#### What you will do
Each line should be copied exactly.

#### Material for the task

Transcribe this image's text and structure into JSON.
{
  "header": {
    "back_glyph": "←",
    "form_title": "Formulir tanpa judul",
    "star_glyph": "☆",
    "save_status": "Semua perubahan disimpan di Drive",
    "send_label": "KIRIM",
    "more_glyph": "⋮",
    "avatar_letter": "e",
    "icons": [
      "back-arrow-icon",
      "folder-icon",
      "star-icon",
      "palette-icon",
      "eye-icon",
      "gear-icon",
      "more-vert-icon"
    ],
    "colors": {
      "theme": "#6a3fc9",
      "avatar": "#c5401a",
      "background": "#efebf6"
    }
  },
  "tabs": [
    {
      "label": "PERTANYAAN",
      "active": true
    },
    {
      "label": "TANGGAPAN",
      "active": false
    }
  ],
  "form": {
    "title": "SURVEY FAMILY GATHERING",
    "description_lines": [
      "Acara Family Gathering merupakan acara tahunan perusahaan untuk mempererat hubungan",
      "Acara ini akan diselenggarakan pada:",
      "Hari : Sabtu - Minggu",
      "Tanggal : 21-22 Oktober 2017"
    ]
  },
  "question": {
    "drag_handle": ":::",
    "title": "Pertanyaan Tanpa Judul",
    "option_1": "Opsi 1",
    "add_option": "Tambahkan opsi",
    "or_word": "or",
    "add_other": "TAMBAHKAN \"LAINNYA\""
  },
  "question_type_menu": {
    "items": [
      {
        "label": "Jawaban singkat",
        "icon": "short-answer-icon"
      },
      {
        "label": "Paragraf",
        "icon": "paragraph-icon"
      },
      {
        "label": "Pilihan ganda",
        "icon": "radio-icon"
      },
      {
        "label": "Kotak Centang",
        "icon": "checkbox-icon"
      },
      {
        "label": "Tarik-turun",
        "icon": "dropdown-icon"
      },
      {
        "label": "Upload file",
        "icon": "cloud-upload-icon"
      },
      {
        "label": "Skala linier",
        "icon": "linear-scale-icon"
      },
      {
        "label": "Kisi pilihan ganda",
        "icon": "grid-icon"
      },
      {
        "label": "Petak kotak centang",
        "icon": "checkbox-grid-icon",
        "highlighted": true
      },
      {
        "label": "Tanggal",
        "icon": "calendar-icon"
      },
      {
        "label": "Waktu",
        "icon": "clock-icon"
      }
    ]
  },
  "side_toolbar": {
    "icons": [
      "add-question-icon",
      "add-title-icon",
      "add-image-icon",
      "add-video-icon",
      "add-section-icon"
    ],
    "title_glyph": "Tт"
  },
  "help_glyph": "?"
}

#### Solution
Transcribe this image's text and structure into JSON.
{
  "header": {
    "back_glyph": "←",
    "form_title": "Formulir tanpa judul",
    "star_glyph": "☆",
    "save_status": "Semua perubahan disimpan di Drive",
    "send_label": "KIRIM",
    "more_glyph": "⋮",
    "avatar_letter": "e",
    "icons": [
      "back-arrow-icon",
      "folder-icon",
      "star-icon",
      "palette-icon",
      "eye-icon",
      "gear-icon",
      "more-vert-icon"
    ],
    "colors": {
      "theme": "#6a3fc9",
      "avatar": "#c5401a",
      "background": "#efebf6"
    }
  },
  "tabs": [
    {
      "label": "PERTANYAAN",
      "active": true
    },
    {
      "label": "TANGGAPAN",
      "active": false
    }
  ],
  "form": {
    "title": "SURVEY FAMILY GATHERING",
    "description_lines": [
      "Acara Family Gathering merupakan acara tahunan perusahaan untuk mempererat hubungan",
      "Acara ini akan diselenggarakan pada:",
      "Hari : Sabtu - Minggu",
      "Tanggal : 21-22 Oktober 2017"
    ]
  },
  "question": {
    "drag_handle": ":::",
    "title": "Pertanyaan Tanpa Judul",
    "option_1": "Opsi 1",
    "add_option": "Tambahkan opsi",
    "or_word": "or",
    "add_other": "TAMBAHKAN \"LAINNYA\""
  },
  "question_type_menu": {
    "items": [
      {
        "label": "Jawaban singkat",
        "icon": "short-answer-icon"
      },
      {
        "label": "Paragraf",
        "icon": "paragraph-icon"
      },
      {
        "label": "Pilihan ganda",
        "icon": "radio-icon"
      },
      {
        "label": "Kotak Centang",
        "icon": "checkbox-icon"
      },
      {
        "label": "Tarik-turun",
        "icon": "dropdown-icon"
      },
      {
        "label": "Upload file",
        "icon": "cloud-upload-icon"
      },
      {
        "label": "Skala linier",
        "icon": "linear-scale-icon"
      },
      {
        "label": "Kisi pilihan ganda",
        "icon": "grid-icon"
      },
      {
        "label": "Petak kotak centang",
        "icon": "checkbox-grid-icon",
        "highlighted": true
      },
      {
        "label": "Tanggal",
        "icon": "calendar-icon"
      },
      {
        "label": "Waktu",
        "icon": "clock-icon"
      }
    ]
  },
  "side_toolbar": {
    "icons": [
      "add-question-icon",
      "add-title-icon",
      "add-image-icon",
      "add-video-icon",
      "add-section-icon"
    ],
    "title_glyph": "Tт"
  },
  "help_glyph": "?"
}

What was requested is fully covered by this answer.